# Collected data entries
• • • • • • •

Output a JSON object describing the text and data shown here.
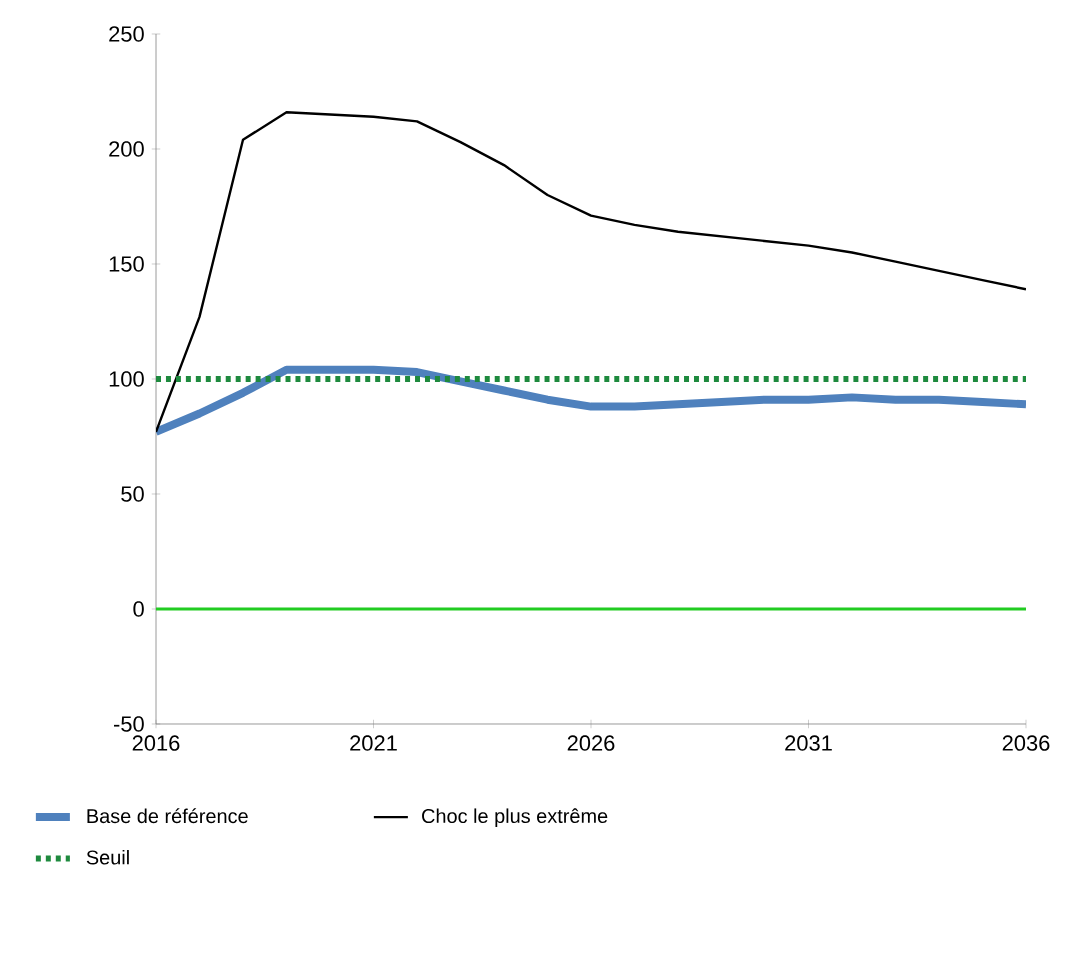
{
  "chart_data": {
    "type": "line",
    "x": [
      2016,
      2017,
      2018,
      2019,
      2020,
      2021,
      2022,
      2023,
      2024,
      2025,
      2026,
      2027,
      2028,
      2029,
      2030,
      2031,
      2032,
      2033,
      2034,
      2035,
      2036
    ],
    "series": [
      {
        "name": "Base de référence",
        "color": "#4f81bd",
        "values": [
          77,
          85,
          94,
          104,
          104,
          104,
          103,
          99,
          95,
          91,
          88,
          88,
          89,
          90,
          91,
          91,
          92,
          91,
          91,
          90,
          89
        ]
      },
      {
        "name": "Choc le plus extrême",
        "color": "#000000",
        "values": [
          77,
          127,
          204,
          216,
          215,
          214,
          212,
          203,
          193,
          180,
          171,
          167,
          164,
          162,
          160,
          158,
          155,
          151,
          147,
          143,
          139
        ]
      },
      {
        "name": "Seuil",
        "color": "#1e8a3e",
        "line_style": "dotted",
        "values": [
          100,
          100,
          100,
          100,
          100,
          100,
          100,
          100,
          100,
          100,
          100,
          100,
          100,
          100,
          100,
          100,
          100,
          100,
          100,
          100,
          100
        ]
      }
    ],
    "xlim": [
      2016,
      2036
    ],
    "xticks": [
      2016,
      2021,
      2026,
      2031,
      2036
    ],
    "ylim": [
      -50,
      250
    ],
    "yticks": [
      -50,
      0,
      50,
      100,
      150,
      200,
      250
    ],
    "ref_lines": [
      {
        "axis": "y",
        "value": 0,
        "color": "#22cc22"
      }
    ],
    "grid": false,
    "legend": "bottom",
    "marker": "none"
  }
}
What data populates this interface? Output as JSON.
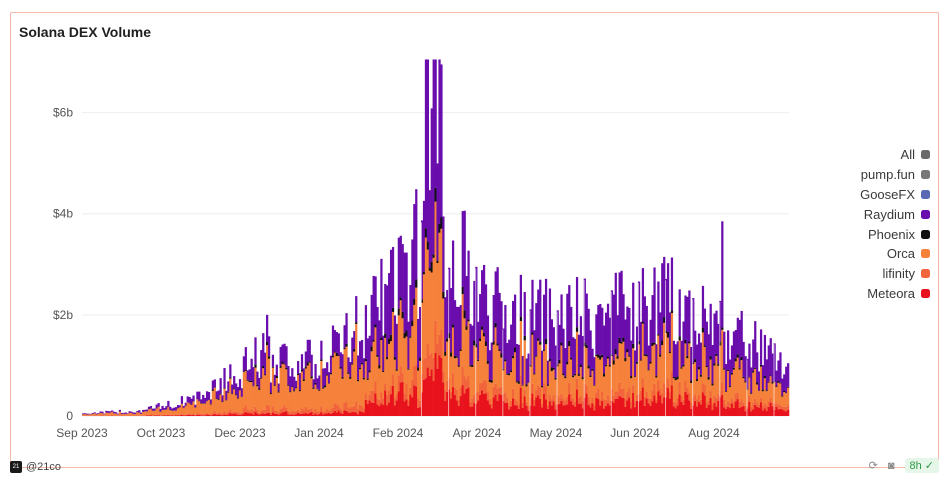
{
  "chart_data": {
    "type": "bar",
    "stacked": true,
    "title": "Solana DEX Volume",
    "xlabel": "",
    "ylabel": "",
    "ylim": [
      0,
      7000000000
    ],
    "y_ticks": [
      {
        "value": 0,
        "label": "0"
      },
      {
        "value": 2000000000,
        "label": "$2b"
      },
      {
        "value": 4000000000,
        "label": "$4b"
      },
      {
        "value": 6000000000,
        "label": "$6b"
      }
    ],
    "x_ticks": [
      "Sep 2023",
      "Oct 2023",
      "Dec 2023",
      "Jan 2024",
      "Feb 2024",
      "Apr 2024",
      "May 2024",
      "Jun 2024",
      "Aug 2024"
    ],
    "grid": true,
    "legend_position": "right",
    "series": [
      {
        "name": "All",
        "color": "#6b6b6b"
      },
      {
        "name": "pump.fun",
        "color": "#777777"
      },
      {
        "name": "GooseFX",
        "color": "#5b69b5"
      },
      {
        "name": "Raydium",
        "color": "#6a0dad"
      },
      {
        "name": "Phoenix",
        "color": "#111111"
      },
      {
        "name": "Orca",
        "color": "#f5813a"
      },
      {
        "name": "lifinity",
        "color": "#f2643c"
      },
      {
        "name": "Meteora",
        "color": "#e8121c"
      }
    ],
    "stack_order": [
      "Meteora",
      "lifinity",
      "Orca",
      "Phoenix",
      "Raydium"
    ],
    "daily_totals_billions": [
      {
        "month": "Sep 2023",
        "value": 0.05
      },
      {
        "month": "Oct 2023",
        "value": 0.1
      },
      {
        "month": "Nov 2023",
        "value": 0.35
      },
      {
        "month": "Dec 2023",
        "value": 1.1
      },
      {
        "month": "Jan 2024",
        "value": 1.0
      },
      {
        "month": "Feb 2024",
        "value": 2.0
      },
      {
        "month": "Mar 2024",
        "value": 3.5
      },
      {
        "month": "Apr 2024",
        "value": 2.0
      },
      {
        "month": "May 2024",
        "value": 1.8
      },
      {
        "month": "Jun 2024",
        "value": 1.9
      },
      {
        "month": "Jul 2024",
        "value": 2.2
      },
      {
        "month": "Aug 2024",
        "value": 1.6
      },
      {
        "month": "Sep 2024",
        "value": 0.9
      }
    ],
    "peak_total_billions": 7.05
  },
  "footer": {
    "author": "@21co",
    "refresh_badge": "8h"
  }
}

• • • • • • •

# WRITTEN INSTRUCTION
Leave out the pictures and give the rest of the records again exactly.

# RESULT FOR THIS EXERCISE
Output a JSON object describing the text and data shown here.
{
  "chart_data": {
    "type": "line",
    "x": [
      2016,
      2017,
      2018,
      2019,
      2020,
      2021,
      2022,
      2023,
      2024,
      2025,
      2026,
      2027,
      2028,
      2029,
      2030,
      2031,
      2032,
      2033,
      2034,
      2035,
      2036
    ],
    "series": [
      {
        "name": "Base de référence",
        "color": "#4f81bd",
        "values": [
          77,
          85,
          94,
          104,
          104,
          104,
          103,
          99,
          95,
          91,
          88,
          88,
          89,
          90,
          91,
          91,
          92,
          91,
          91,
          90,
          89
        ]
      },
      {
        "name": "Choc le plus extrême",
        "color": "#000000",
        "values": [
          77,
          127,
          204,
          216,
          215,
          214,
          212,
          203,
          193,
          180,
          171,
          167,
          164,
          162,
          160,
          158,
          155,
          151,
          147,
          143,
          139
        ]
      },
      {
        "name": "Seuil",
        "color": "#1e8a3e",
        "line_style": "dotted",
        "values": [
          100,
          100,
          100,
          100,
          100,
          100,
          100,
          100,
          100,
          100,
          100,
          100,
          100,
          100,
          100,
          100,
          100,
          100,
          100,
          100,
          100
        ]
      }
    ],
    "xlim": [
      2016,
      2036
    ],
    "xticks": [
      2016,
      2021,
      2026,
      2031,
      2036
    ],
    "ylim": [
      -50,
      250
    ],
    "yticks": [
      -50,
      0,
      50,
      100,
      150,
      200,
      250
    ],
    "ref_lines": [
      {
        "axis": "y",
        "value": 0,
        "color": "#22cc22"
      }
    ],
    "grid": false,
    "legend": "bottom",
    "marker": "none"
  }
}
What data populates this interface? Output as JSON.
{
  "chart_data": {
    "type": "bar",
    "stacked": true,
    "title": "Solana DEX Volume",
    "xlabel": "",
    "ylabel": "",
    "ylim": [
      0,
      7000000000
    ],
    "y_ticks": [
      {
        "value": 0,
        "label": "0"
      },
      {
        "value": 2000000000,
        "label": "$2b"
      },
      {
        "value": 4000000000,
        "label": "$4b"
      },
      {
        "value": 6000000000,
        "label": "$6b"
      }
    ],
    "x_ticks": [
      "Sep 2023",
      "Oct 2023",
      "Dec 2023",
      "Jan 2024",
      "Feb 2024",
      "Apr 2024",
      "May 2024",
      "Jun 2024",
      "Aug 2024"
    ],
    "grid": true,
    "legend_position": "right",
    "series": [
      {
        "name": "All",
        "color": "#6b6b6b"
      },
      {
        "name": "pump.fun",
        "color": "#777777"
      },
      {
        "name": "GooseFX",
        "color": "#5b69b5"
      },
      {
        "name": "Raydium",
        "color": "#6a0dad"
      },
      {
        "name": "Phoenix",
        "color": "#111111"
      },
      {
        "name": "Orca",
        "color": "#f5813a"
      },
      {
        "name": "lifinity",
        "color": "#f2643c"
      },
      {
        "name": "Meteora",
        "color": "#e8121c"
      }
    ],
    "stack_order": [
      "Meteora",
      "lifinity",
      "Orca",
      "Phoenix",
      "Raydium"
    ],
    "daily_totals_billions": [
      {
        "month": "Sep 2023",
        "value": 0.05
      },
      {
        "month": "Oct 2023",
        "value": 0.1
      },
      {
        "month": "Nov 2023",
        "value": 0.35
      },
      {
        "month": "Dec 2023",
        "value": 1.1
      },
      {
        "month": "Jan 2024",
        "value": 1.0
      },
      {
        "month": "Feb 2024",
        "value": 2.0
      },
      {
        "month": "Mar 2024",
        "value": 3.5
      },
      {
        "month": "Apr 2024",
        "value": 2.0
      },
      {
        "month": "May 2024",
        "value": 1.8
      },
      {
        "month": "Jun 2024",
        "value": 1.9
      },
      {
        "month": "Jul 2024",
        "value": 2.2
      },
      {
        "month": "Aug 2024",
        "value": 1.6
      },
      {
        "month": "Sep 2024",
        "value": 0.9
      }
    ],
    "peak_total_billions": 7.05
  },
  "footer": {
    "author": "@21co",
    "refresh_badge": "8h"
  }
}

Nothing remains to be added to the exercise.